→ Written request
In the data that follows, count each line holding the string "ἀπαρ"; answer with the number only.

→ Extracted entries
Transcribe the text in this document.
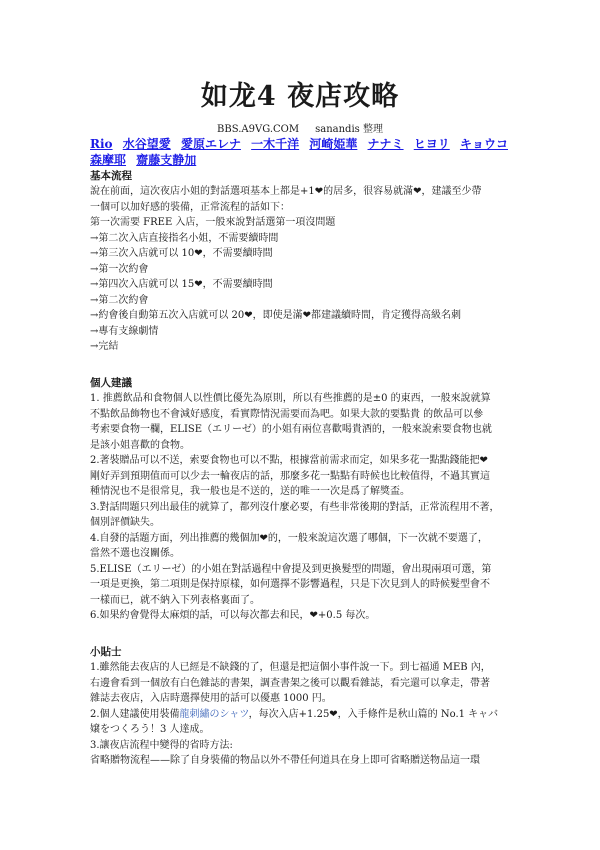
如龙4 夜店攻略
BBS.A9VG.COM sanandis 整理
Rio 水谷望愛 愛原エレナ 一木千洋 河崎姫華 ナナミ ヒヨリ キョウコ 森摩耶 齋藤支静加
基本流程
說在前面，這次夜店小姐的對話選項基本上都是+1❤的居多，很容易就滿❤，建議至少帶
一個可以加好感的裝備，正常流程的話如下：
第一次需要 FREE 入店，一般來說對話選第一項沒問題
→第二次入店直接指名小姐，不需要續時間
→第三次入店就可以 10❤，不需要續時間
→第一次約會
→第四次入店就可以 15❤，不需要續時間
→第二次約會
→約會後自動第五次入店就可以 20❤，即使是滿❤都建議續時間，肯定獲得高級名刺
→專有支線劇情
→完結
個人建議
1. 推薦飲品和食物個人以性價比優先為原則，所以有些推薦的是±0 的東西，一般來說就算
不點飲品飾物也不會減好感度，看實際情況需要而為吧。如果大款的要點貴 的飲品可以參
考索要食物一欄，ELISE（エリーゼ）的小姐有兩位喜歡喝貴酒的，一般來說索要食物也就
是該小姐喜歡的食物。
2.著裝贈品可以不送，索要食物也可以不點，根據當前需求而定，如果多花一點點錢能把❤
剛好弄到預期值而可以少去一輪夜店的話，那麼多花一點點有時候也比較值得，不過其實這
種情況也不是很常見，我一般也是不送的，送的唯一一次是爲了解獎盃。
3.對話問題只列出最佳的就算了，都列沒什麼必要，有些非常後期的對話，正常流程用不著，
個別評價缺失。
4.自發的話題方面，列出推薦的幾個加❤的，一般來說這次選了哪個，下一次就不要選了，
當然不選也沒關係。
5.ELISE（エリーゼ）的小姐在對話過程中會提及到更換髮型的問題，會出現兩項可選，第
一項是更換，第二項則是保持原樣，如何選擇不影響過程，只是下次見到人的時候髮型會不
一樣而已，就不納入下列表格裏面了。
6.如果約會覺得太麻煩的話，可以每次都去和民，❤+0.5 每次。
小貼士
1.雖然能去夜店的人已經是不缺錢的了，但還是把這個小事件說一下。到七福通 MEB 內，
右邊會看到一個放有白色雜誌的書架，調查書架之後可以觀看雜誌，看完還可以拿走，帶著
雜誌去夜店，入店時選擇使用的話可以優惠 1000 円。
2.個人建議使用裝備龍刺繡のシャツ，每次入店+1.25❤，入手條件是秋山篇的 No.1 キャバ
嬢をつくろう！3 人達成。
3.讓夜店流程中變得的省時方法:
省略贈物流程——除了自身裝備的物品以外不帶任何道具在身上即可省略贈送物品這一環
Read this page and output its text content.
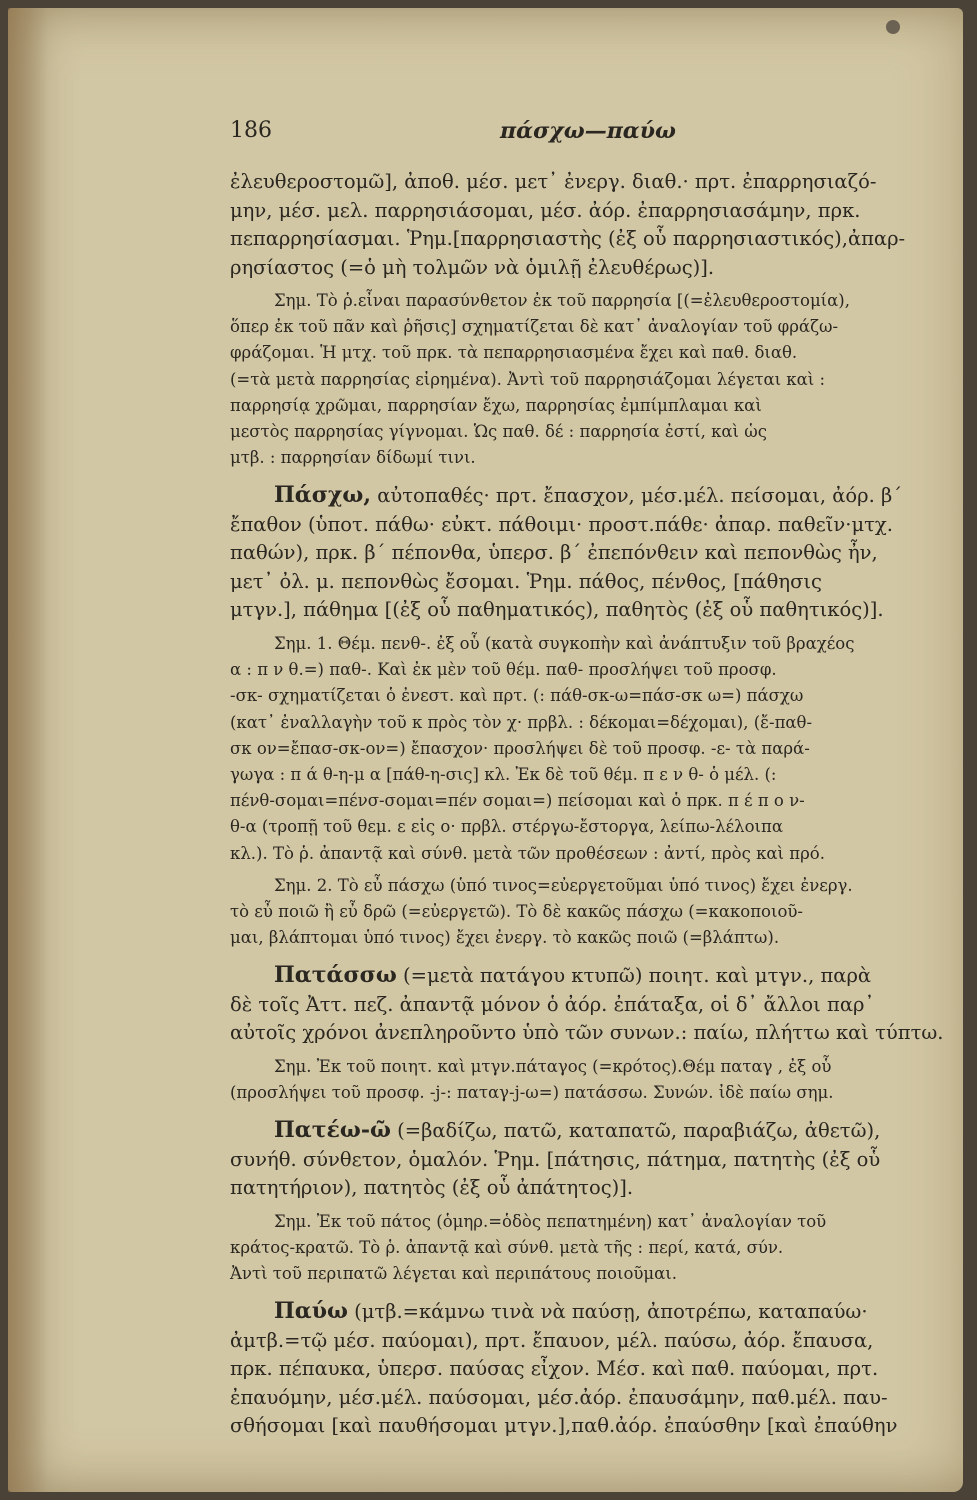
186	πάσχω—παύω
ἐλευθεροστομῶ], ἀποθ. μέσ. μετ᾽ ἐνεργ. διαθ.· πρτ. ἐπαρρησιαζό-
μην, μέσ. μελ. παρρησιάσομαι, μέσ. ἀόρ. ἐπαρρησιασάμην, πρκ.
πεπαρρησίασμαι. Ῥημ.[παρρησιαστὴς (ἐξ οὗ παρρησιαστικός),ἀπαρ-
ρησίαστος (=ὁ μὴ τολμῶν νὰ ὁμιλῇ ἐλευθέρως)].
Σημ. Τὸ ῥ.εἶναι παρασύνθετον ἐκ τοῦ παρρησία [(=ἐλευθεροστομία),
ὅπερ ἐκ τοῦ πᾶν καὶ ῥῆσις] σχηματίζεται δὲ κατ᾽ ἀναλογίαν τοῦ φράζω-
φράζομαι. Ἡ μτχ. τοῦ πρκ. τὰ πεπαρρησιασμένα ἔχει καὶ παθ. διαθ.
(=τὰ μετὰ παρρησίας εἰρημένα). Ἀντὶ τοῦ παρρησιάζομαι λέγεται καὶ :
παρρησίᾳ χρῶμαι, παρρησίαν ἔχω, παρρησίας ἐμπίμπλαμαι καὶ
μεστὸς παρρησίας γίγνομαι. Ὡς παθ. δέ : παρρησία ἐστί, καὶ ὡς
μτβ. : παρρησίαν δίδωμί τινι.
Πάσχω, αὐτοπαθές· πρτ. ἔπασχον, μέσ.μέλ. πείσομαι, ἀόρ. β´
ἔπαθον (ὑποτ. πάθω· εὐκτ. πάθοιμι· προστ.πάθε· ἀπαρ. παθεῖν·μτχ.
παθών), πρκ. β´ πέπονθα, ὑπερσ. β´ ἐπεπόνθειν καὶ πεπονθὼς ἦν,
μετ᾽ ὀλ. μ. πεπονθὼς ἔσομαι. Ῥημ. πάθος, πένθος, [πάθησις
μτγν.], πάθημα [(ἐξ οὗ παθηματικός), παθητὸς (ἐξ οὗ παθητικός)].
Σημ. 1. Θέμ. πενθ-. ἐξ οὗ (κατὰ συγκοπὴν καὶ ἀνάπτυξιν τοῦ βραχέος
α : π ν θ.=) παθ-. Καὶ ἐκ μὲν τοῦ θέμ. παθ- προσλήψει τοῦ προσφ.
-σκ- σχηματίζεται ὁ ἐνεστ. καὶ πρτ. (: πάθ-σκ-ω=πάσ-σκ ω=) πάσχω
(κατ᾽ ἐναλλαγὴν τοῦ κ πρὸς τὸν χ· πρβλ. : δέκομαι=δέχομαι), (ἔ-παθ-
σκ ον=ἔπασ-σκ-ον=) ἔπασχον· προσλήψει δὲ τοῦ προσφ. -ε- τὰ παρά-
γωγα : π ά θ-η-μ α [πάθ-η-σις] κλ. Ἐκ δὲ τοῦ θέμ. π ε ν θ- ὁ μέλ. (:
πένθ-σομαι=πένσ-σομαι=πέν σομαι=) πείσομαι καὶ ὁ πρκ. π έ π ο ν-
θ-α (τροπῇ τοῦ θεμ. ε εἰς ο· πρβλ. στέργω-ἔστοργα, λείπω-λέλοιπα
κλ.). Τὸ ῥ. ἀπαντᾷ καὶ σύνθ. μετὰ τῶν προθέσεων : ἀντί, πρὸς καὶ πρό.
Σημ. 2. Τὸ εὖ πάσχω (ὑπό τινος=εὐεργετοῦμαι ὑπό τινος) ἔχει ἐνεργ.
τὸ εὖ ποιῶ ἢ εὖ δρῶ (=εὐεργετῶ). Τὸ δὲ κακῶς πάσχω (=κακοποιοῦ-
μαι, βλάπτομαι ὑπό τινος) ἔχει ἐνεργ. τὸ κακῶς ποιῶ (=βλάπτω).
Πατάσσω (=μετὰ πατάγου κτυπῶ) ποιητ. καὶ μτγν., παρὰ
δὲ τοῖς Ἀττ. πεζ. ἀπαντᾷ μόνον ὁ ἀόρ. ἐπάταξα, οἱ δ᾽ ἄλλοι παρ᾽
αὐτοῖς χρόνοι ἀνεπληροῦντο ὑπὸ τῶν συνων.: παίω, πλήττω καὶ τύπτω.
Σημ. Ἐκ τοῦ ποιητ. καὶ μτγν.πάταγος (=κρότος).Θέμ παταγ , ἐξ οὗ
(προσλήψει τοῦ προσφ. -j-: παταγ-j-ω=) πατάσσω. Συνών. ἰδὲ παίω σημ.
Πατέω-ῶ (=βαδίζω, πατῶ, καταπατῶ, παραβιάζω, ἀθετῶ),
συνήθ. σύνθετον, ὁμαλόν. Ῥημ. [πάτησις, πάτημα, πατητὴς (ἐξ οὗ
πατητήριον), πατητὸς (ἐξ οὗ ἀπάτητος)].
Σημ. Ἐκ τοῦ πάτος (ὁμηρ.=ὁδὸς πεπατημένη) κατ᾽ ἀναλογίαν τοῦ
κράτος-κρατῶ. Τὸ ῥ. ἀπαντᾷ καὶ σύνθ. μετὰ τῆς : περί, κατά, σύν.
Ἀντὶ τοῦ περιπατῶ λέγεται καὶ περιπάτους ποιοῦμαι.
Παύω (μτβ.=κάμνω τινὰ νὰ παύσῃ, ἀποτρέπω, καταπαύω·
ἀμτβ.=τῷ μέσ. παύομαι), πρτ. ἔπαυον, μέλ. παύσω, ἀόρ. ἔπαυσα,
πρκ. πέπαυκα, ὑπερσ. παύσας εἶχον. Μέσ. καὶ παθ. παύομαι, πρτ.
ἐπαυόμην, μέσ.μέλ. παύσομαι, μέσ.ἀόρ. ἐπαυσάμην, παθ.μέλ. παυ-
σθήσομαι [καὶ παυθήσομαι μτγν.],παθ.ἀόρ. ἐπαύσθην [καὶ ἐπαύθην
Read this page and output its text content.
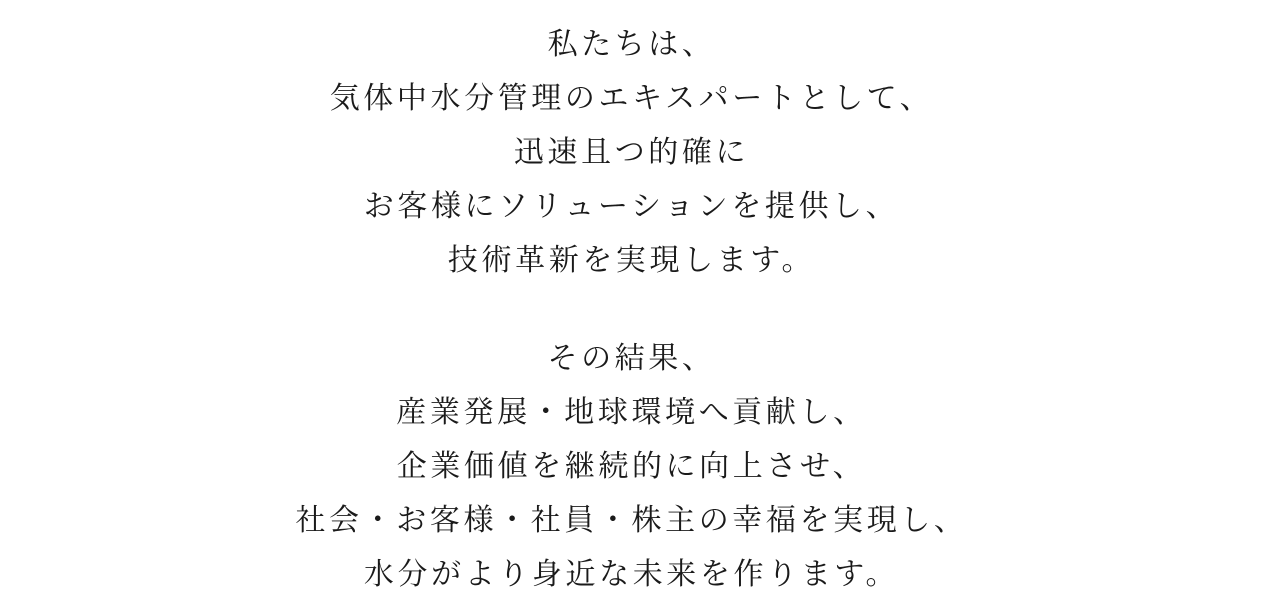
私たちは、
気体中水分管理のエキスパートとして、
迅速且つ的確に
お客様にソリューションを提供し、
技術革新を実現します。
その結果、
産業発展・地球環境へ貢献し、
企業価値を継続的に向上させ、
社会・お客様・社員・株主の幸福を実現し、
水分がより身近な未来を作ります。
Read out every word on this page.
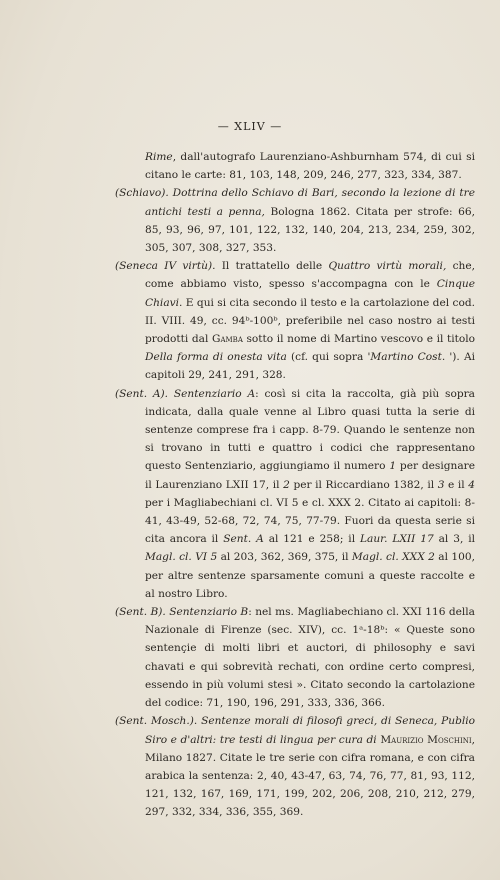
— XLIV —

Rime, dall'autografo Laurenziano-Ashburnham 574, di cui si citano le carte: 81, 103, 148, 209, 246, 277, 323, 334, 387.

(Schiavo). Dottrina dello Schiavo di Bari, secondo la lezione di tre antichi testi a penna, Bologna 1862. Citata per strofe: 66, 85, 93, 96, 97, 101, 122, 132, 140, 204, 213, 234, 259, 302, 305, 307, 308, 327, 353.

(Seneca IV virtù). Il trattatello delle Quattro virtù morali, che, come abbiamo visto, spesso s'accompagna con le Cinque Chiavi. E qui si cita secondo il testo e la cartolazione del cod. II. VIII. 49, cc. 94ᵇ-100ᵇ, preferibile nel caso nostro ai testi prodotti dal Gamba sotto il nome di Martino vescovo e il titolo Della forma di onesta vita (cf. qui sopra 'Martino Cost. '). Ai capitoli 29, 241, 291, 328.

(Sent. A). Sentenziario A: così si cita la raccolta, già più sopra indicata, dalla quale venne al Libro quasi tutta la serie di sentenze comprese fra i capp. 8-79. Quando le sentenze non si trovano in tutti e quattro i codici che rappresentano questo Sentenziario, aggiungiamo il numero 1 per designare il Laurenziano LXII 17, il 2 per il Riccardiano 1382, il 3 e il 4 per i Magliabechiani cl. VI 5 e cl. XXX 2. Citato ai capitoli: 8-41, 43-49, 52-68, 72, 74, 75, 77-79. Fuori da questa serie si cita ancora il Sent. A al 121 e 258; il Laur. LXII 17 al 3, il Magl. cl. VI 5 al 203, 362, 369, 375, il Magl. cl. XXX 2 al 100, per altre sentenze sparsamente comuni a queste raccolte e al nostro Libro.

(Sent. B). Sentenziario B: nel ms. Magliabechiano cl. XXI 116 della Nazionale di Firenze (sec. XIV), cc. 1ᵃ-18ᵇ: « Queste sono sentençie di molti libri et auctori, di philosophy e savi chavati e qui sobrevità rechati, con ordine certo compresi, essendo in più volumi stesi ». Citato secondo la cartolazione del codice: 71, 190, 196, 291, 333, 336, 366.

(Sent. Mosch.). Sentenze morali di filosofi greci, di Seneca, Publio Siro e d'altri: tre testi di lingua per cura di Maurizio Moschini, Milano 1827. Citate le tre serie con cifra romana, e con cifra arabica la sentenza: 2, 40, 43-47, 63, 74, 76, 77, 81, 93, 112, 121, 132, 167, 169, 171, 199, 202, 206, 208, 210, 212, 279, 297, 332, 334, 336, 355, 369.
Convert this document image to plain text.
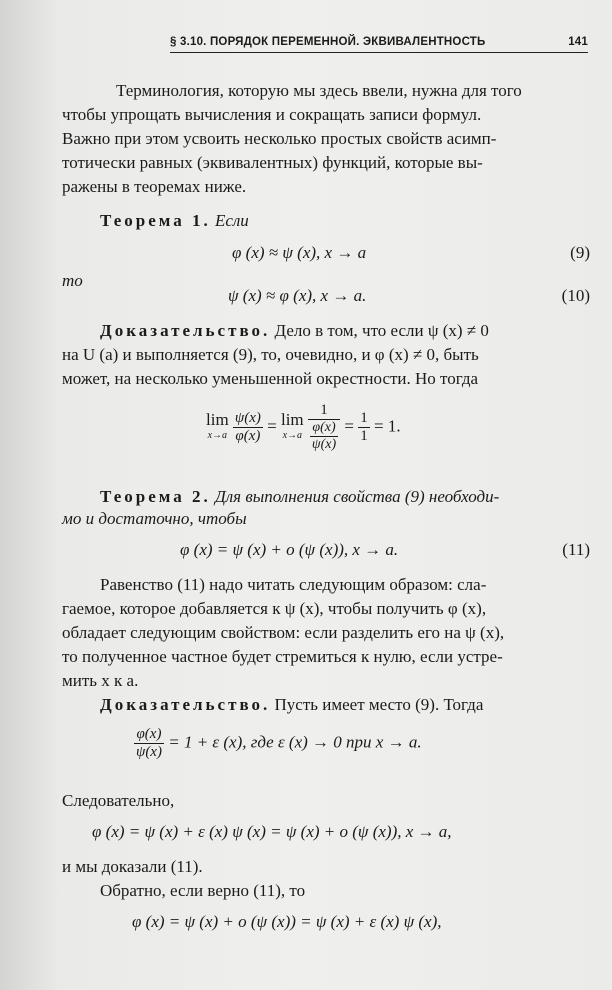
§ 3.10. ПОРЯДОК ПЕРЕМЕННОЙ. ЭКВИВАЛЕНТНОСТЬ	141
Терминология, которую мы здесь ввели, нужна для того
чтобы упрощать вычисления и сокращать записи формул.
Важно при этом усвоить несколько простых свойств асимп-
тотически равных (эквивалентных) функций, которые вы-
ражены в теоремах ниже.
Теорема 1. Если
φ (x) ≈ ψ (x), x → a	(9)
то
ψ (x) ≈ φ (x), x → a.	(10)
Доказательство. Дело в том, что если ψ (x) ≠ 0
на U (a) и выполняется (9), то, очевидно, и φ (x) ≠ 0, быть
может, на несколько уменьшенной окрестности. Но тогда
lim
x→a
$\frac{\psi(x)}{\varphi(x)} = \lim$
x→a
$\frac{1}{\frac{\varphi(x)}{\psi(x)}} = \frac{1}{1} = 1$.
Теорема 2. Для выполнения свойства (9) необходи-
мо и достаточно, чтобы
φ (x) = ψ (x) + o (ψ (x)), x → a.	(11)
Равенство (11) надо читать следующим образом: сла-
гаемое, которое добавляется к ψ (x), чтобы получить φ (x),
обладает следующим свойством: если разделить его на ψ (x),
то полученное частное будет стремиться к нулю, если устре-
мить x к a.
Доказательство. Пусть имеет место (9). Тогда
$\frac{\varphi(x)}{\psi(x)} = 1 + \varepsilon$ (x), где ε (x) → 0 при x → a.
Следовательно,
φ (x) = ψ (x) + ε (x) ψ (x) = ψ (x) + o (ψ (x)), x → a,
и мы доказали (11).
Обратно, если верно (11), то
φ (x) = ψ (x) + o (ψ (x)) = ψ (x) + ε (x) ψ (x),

→ Expected answer
2